• Dataset rows
____

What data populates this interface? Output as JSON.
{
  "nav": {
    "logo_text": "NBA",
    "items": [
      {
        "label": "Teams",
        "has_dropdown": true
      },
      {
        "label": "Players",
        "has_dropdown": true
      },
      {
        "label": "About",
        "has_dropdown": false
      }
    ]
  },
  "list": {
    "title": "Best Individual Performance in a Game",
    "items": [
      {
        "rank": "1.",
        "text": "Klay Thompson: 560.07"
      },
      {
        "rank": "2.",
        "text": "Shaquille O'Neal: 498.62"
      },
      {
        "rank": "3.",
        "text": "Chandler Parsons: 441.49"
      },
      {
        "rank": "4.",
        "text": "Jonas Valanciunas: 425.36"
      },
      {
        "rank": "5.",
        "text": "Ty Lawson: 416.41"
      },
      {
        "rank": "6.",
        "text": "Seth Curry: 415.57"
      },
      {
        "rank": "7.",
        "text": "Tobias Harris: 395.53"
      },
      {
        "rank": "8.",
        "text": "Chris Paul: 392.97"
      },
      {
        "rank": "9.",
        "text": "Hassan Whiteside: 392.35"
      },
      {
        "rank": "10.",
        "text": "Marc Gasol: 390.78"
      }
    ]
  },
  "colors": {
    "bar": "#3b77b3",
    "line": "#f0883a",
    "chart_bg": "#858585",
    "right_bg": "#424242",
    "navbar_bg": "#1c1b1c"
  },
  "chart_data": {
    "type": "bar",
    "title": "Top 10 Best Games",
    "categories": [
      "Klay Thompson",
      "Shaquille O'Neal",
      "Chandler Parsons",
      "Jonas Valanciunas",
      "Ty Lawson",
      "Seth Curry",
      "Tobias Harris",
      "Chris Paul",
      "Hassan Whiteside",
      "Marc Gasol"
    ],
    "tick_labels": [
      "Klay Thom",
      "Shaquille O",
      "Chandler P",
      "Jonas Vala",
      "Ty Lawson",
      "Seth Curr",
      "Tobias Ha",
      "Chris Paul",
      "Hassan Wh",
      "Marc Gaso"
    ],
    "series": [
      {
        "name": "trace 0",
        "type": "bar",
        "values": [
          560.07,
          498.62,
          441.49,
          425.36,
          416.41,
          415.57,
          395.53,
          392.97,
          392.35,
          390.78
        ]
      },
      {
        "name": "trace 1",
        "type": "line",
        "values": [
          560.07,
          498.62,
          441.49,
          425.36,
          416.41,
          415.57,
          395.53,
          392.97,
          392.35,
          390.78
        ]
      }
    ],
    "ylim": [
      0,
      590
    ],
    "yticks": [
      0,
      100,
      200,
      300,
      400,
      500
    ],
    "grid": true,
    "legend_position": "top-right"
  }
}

____

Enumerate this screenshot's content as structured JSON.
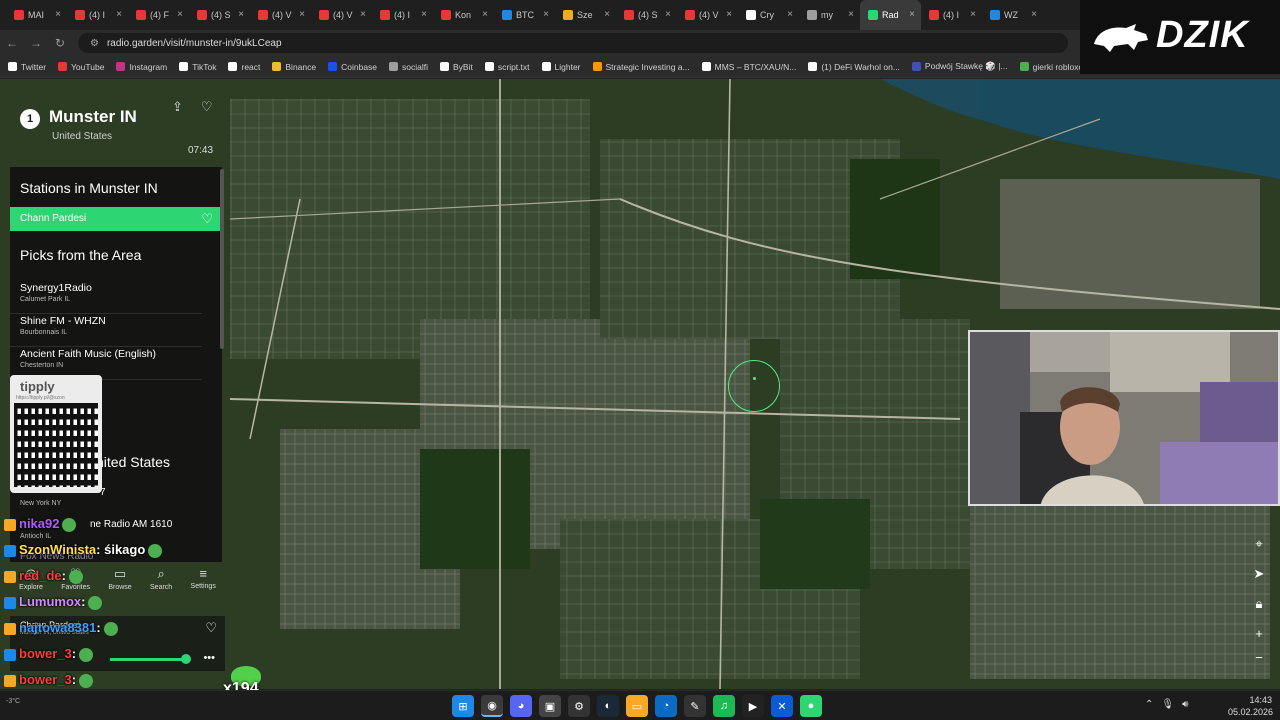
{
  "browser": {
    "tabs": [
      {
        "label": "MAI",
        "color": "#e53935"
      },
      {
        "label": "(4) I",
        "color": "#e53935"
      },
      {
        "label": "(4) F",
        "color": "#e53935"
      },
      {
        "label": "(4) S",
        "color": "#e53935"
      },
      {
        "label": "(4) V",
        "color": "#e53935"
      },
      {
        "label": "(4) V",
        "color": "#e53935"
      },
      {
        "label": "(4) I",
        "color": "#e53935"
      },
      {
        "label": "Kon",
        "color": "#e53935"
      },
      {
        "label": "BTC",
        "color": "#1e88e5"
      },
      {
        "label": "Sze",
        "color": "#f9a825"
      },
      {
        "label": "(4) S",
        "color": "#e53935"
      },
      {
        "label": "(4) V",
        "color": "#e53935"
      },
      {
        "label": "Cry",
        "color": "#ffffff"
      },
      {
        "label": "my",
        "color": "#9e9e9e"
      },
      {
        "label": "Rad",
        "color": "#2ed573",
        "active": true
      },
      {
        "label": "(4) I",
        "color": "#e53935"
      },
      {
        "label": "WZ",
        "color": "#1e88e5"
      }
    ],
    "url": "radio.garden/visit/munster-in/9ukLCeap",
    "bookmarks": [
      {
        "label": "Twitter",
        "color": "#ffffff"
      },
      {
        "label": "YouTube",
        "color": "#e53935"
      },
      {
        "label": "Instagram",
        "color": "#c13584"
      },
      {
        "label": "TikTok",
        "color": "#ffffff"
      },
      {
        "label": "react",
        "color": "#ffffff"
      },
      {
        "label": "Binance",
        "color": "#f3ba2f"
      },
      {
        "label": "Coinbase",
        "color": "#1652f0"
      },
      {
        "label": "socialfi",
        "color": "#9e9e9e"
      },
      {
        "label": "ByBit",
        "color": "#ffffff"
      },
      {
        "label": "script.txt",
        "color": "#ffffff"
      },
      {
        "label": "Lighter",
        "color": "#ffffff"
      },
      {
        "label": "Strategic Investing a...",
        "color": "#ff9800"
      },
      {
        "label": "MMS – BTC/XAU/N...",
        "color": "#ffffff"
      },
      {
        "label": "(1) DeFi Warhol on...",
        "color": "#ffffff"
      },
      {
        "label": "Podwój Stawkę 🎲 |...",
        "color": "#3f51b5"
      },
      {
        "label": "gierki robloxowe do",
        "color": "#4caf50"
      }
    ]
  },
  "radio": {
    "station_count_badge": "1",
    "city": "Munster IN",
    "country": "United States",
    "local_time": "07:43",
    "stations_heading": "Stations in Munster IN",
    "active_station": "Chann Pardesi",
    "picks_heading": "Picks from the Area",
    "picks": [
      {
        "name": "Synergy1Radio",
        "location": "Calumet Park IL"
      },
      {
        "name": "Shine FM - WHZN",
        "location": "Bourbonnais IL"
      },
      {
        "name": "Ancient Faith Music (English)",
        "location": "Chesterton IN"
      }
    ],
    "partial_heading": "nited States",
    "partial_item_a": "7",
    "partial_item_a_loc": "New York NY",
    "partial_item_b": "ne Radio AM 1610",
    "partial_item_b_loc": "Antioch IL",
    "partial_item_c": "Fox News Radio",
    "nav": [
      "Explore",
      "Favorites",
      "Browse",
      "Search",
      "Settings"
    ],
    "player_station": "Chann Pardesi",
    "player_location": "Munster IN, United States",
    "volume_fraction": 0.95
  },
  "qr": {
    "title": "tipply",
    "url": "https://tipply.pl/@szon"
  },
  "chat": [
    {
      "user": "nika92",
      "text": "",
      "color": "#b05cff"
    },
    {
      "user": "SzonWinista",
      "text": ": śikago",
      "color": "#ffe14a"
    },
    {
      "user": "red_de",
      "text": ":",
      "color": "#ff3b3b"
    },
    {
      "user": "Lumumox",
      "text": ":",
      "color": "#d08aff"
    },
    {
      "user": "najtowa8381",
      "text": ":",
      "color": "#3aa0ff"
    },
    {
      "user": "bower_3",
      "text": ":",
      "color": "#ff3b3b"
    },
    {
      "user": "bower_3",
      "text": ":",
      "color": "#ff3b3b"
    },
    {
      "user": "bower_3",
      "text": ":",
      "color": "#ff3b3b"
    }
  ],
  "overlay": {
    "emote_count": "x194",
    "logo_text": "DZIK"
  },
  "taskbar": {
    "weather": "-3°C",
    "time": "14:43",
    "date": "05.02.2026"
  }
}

____

List all lines in the material containing the string "Chandler".

• Output of the task
        "text": "Chandler Parsons: 441.49"
      "Chandler Parsons",
      "Chandler P",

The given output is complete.